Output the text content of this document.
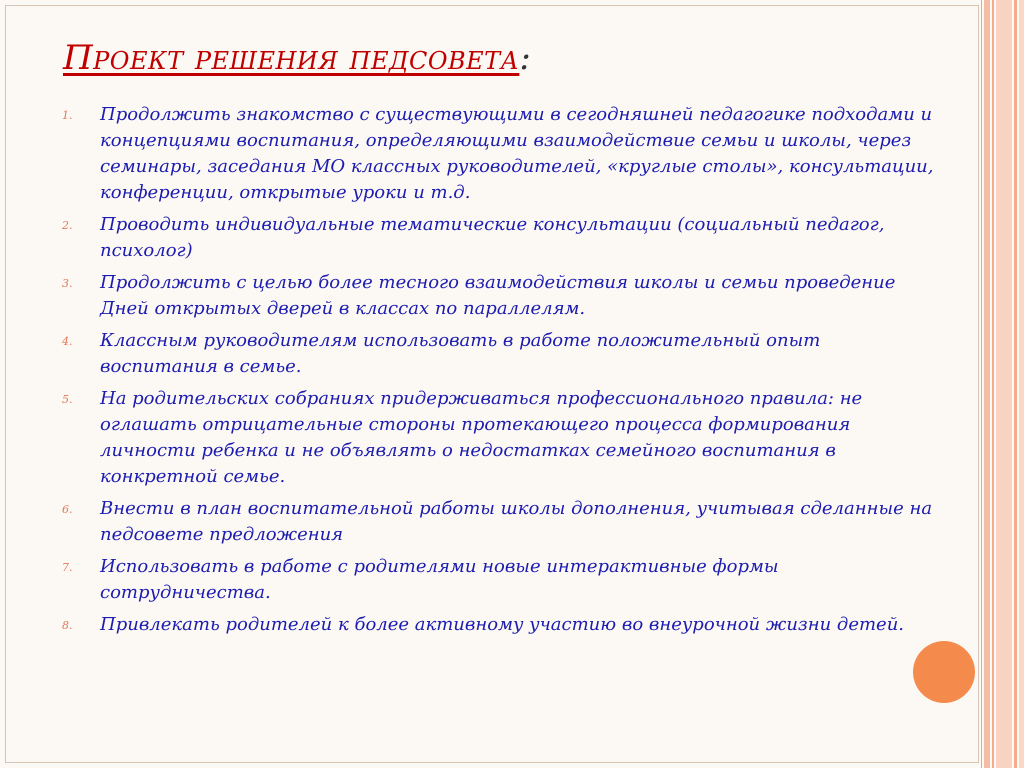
Проект решения педсовета:
1.	Продолжить знакомство с существующими в сегодняшней педагогике подходами и концепциями воспитания, определяющими взаимодействие семьи и школы, через семинары, заседания МО классных руководителей, «круглые столы», консультации, конференции, открытые уроки и т.д.
2.	Проводить индивидуальные тематические консультации (социальный педагог, психолог)
3.	Продолжить с целью более тесного взаимодействия школы и семьи проведение Дней открытых дверей в классах по параллелям.
4.	Классным руководителям использовать в работе положительный опыт воспитания в семье.
5.	На родительских собраниях придерживаться профессионального правила: не оглашать отрицательные стороны протекающего процесса формирования личности ребенка и не объявлять о недостатках семейного воспитания в конкретной семье.
6.	Внести в план воспитательной работы школы дополнения, учитывая сделанные на педсовете предложения
7.	Использовать в работе с родителями новые интерактивные формы сотрудничества.
8.	Привлекать родителей к более активному участию во внеурочной жизни детей.
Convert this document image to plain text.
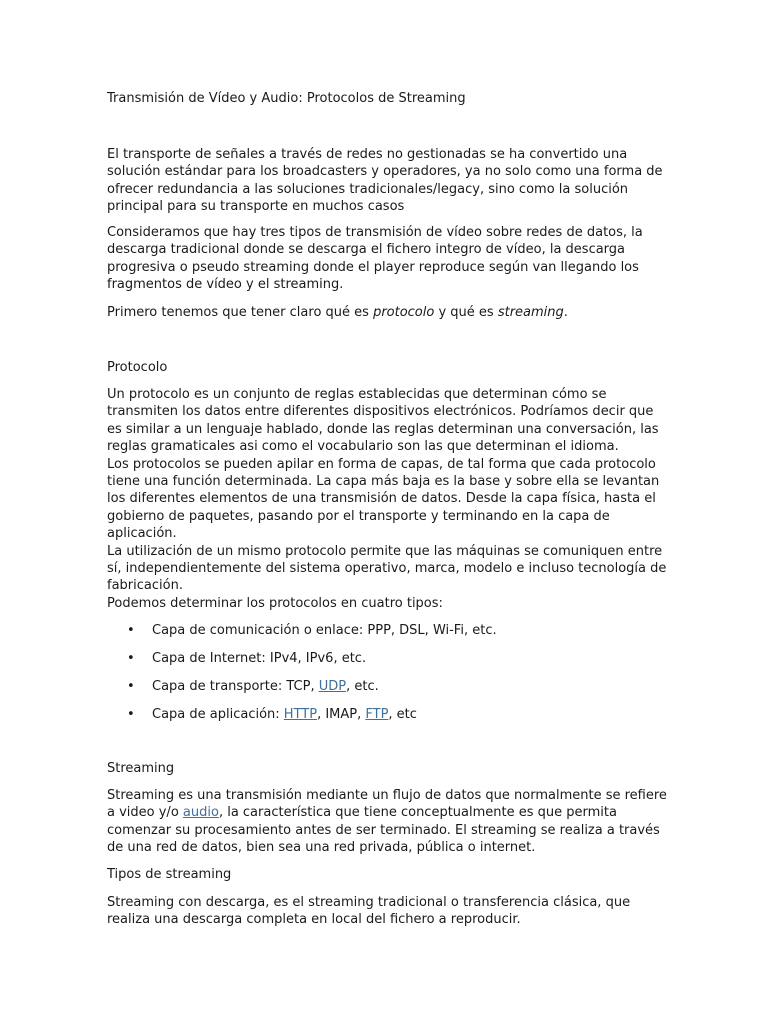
Transmisión de Vídeo y Audio: Protocolos de Streaming

El transporte de señales a través de redes no gestionadas se ha convertido una solución estándar para los broadcasters y operadores, ya no solo como una forma de ofrecer redundancia a las soluciones tradicionales/legacy, sino como la solución principal para su transporte en muchos casos

Consideramos que hay tres tipos de transmisión de vídeo sobre redes de datos, la descarga tradicional donde se descarga el fichero integro de vídeo, la descarga progresiva o pseudo streaming donde el player reproduce según van llegando los fragmentos de vídeo y el streaming.

Primero tenemos que tener claro qué es protocolo y qué es streaming.

Protocolo

Un protocolo es un conjunto de reglas establecidas que determinan cómo se transmiten los datos entre diferentes dispositivos electrónicos. Podríamos decir que es similar a un lenguaje hablado, donde las reglas determinan una conversación, las reglas gramaticales asi como el vocabulario son las que determinan el idioma.
Los protocolos se pueden apilar en forma de capas, de tal forma que cada protocolo tiene una función determinada. La capa más baja es la base y sobre ella se levantan los diferentes elementos de una transmisión de datos. Desde la capa física, hasta el gobierno de paquetes, pasando por el transporte y terminando en la capa de aplicación.
La utilización de un mismo protocolo permite que las máquinas se comuniquen entre sí, independientemente del sistema operativo, marca, modelo e incluso tecnología de fabricación.
Podemos determinar los protocolos en cuatro tipos:
• Capa de comunicación o enlace: PPP, DSL, Wi-Fi, etc.
• Capa de Internet: IPv4, IPv6, etc.
• Capa de transporte: TCP, UDP, etc.
• Capa de aplicación: HTTP, IMAP, FTP, etc

Streaming

Streaming es una transmisión mediante un flujo de datos que normalmente se refiere a video y/o audio, la característica que tiene conceptualmente es que permita comenzar su procesamiento antes de ser terminado. El streaming se realiza a través de una red de datos, bien sea una red privada, pública o internet.

Tipos de streaming

Streaming con descarga, es el streaming tradicional o transferencia clásica, que realiza una descarga completa en local del fichero a reproducir.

□ □ □

[Task directions] Write out the entries above verbatim; the pictures do not belong in your copy.

[Solved exercise]
Output the text content of this document.
Проект решения педсовета:
1.	Продолжить знакомство с существующими в сегодняшней педагогике подходами и концепциями воспитания, определяющими взаимодействие семьи и школы, через семинары, заседания МО классных руководителей, «круглые столы», консультации, конференции, открытые уроки и т.д.
2.	Проводить индивидуальные тематические консультации (социальный педагог, психолог)
3.	Продолжить с целью более тесного взаимодействия школы и семьи проведение Дней открытых дверей в классах по параллелям.
4.	Классным руководителям использовать в работе положительный опыт воспитания в семье.
5.	На родительских собраниях придерживаться профессионального правила: не оглашать отрицательные стороны протекающего процесса формирования личности ребенка и не объявлять о недостатках семейного воспитания в конкретной семье.
6.	Внести в план воспитательной работы школы дополнения, учитывая сделанные на педсовете предложения
7.	Использовать в работе с родителями новые интерактивные формы сотрудничества.
8.	Привлекать родителей к более активному участию во внеурочной жизни детей.
Convert this document image to plain text.
Transmisión de Vídeo y Audio: Protocolos de Streaming

El transporte de señales a través de redes no gestionadas se ha convertido una solución estándar para los broadcasters y operadores, ya no solo como una forma de ofrecer redundancia a las soluciones tradicionales/legacy, sino como la solución principal para su transporte en muchos casos

Consideramos que hay tres tipos de transmisión de vídeo sobre redes de datos, la descarga tradicional donde se descarga el fichero integro de vídeo, la descarga progresiva o pseudo streaming donde el player reproduce según van llegando los fragmentos de vídeo y el streaming.

Primero tenemos que tener claro qué es protocolo y qué es streaming.

Protocolo

Un protocolo es un conjunto de reglas establecidas que determinan cómo se transmiten los datos entre diferentes dispositivos electrónicos. Podríamos decir que es similar a un lenguaje hablado, donde las reglas determinan una conversación, las reglas gramaticales asi como el vocabulario son las que determinan el idioma.
Los protocolos se pueden apilar en forma de capas, de tal forma que cada protocolo tiene una función determinada. La capa más baja es la base y sobre ella se levantan los diferentes elementos de una transmisión de datos. Desde la capa física, hasta el gobierno de paquetes, pasando por el transporte y terminando en la capa de aplicación.
La utilización de un mismo protocolo permite que las máquinas se comuniquen entre sí, independientemente del sistema operativo, marca, modelo e incluso tecnología de fabricación.
Podemos determinar los protocolos en cuatro tipos:
• Capa de comunicación o enlace: PPP, DSL, Wi-Fi, etc.
• Capa de Internet: IPv4, IPv6, etc.
• Capa de transporte: TCP, UDP, etc.
• Capa de aplicación: HTTP, IMAP, FTP, etc

Streaming

Streaming es una transmisión mediante un flujo de datos que normalmente se refiere a video y/o audio, la característica que tiene conceptualmente es que permita comenzar su procesamiento antes de ser terminado. El streaming se realiza a través de una red de datos, bien sea una red privada, pública o internet.

Tipos de streaming

Streaming con descarga, es el streaming tradicional o transferencia clásica, que realiza una descarga completa en local del fichero a reproducir.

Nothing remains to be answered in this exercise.